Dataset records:
────

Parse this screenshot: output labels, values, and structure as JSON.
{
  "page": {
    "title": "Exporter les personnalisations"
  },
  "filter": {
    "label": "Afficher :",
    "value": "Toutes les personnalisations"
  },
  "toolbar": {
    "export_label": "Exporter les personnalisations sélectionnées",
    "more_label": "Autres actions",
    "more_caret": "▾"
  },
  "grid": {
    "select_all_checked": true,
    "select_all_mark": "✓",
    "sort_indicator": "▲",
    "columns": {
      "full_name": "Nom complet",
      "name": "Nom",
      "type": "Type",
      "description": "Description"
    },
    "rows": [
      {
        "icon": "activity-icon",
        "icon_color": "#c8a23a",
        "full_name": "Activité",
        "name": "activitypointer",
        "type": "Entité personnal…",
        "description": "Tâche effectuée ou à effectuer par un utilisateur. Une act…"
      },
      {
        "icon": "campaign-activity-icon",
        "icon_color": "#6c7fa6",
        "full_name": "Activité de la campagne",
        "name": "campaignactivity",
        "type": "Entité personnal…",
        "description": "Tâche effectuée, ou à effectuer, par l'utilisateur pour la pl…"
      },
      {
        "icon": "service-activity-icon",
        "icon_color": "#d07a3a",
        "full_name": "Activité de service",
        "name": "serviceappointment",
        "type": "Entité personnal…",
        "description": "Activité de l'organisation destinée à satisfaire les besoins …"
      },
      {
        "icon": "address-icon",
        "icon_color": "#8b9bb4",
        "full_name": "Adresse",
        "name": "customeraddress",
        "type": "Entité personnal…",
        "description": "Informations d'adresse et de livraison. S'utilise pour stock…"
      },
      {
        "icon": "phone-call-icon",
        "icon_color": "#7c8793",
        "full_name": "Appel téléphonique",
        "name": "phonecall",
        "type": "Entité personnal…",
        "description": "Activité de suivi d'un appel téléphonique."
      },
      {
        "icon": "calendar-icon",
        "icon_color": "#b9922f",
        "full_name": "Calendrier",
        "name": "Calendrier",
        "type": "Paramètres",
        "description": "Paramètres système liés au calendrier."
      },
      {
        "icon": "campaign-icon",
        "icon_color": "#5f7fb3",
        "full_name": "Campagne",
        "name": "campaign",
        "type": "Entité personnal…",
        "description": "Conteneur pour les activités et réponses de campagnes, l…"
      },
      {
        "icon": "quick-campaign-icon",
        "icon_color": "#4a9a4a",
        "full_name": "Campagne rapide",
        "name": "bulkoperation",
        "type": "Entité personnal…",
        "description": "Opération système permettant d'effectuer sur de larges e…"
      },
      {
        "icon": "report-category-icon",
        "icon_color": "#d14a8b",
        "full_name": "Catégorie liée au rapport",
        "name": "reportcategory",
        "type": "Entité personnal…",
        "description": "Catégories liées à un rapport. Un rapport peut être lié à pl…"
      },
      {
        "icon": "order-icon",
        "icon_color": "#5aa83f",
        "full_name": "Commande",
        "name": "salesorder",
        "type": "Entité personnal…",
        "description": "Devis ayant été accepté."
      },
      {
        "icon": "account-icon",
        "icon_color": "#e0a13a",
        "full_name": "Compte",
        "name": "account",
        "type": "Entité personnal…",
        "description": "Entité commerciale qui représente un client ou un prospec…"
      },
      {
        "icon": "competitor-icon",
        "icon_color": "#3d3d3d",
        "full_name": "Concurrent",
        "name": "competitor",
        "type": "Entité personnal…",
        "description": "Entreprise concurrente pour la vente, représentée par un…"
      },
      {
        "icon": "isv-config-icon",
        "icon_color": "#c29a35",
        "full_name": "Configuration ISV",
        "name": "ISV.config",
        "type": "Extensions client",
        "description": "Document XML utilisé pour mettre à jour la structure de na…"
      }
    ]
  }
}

────

- Exercise directions -
Give back all the records exactly as they stand.

- Result of this task -
Parse this screenshot: output labels, values, and structure as JSON.
{
  "page": {
    "title": "Exporter les personnalisations"
  },
  "filter": {
    "label": "Afficher :",
    "value": "Toutes les personnalisations"
  },
  "toolbar": {
    "export_label": "Exporter les personnalisations sélectionnées",
    "more_label": "Autres actions",
    "more_caret": "▾"
  },
  "grid": {
    "select_all_checked": true,
    "select_all_mark": "✓",
    "sort_indicator": "▲",
    "columns": {
      "full_name": "Nom complet",
      "name": "Nom",
      "type": "Type",
      "description": "Description"
    },
    "rows": [
      {
        "icon": "activity-icon",
        "icon_color": "#c8a23a",
        "full_name": "Activité",
        "name": "activitypointer",
        "type": "Entité personnal…",
        "description": "Tâche effectuée ou à effectuer par un utilisateur. Une act…"
      },
      {
        "icon": "campaign-activity-icon",
        "icon_color": "#6c7fa6",
        "full_name": "Activité de la campagne",
        "name": "campaignactivity",
        "type": "Entité personnal…",
        "description": "Tâche effectuée, ou à effectuer, par l'utilisateur pour la pl…"
      },
      {
        "icon": "service-activity-icon",
        "icon_color": "#d07a3a",
        "full_name": "Activité de service",
        "name": "serviceappointment",
        "type": "Entité personnal…",
        "description": "Activité de l'organisation destinée à satisfaire les besoins …"
      },
      {
        "icon": "address-icon",
        "icon_color": "#8b9bb4",
        "full_name": "Adresse",
        "name": "customeraddress",
        "type": "Entité personnal…",
        "description": "Informations d'adresse et de livraison. S'utilise pour stock…"
      },
      {
        "icon": "phone-call-icon",
        "icon_color": "#7c8793",
        "full_name": "Appel téléphonique",
        "name": "phonecall",
        "type": "Entité personnal…",
        "description": "Activité de suivi d'un appel téléphonique."
      },
      {
        "icon": "calendar-icon",
        "icon_color": "#b9922f",
        "full_name": "Calendrier",
        "name": "Calendrier",
        "type": "Paramètres",
        "description": "Paramètres système liés au calendrier."
      },
      {
        "icon": "campaign-icon",
        "icon_color": "#5f7fb3",
        "full_name": "Campagne",
        "name": "campaign",
        "type": "Entité personnal…",
        "description": "Conteneur pour les activités et réponses de campagnes, l…"
      },
      {
        "icon": "quick-campaign-icon",
        "icon_color": "#4a9a4a",
        "full_name": "Campagne rapide",
        "name": "bulkoperation",
        "type": "Entité personnal…",
        "description": "Opération système permettant d'effectuer sur de larges e…"
      },
      {
        "icon": "report-category-icon",
        "icon_color": "#d14a8b",
        "full_name": "Catégorie liée au rapport",
        "name": "reportcategory",
        "type": "Entité personnal…",
        "description": "Catégories liées à un rapport. Un rapport peut être lié à pl…"
      },
      {
        "icon": "order-icon",
        "icon_color": "#5aa83f",
        "full_name": "Commande",
        "name": "salesorder",
        "type": "Entité personnal…",
        "description": "Devis ayant été accepté."
      },
      {
        "icon": "account-icon",
        "icon_color": "#e0a13a",
        "full_name": "Compte",
        "name": "account",
        "type": "Entité personnal…",
        "description": "Entité commerciale qui représente un client ou un prospec…"
      },
      {
        "icon": "competitor-icon",
        "icon_color": "#3d3d3d",
        "full_name": "Concurrent",
        "name": "competitor",
        "type": "Entité personnal…",
        "description": "Entreprise concurrente pour la vente, représentée par un…"
      },
      {
        "icon": "isv-config-icon",
        "icon_color": "#c29a35",
        "full_name": "Configuration ISV",
        "name": "ISV.config",
        "type": "Extensions client",
        "description": "Document XML utilisé pour mettre à jour la structure de na…"
      }
    ]
  }
}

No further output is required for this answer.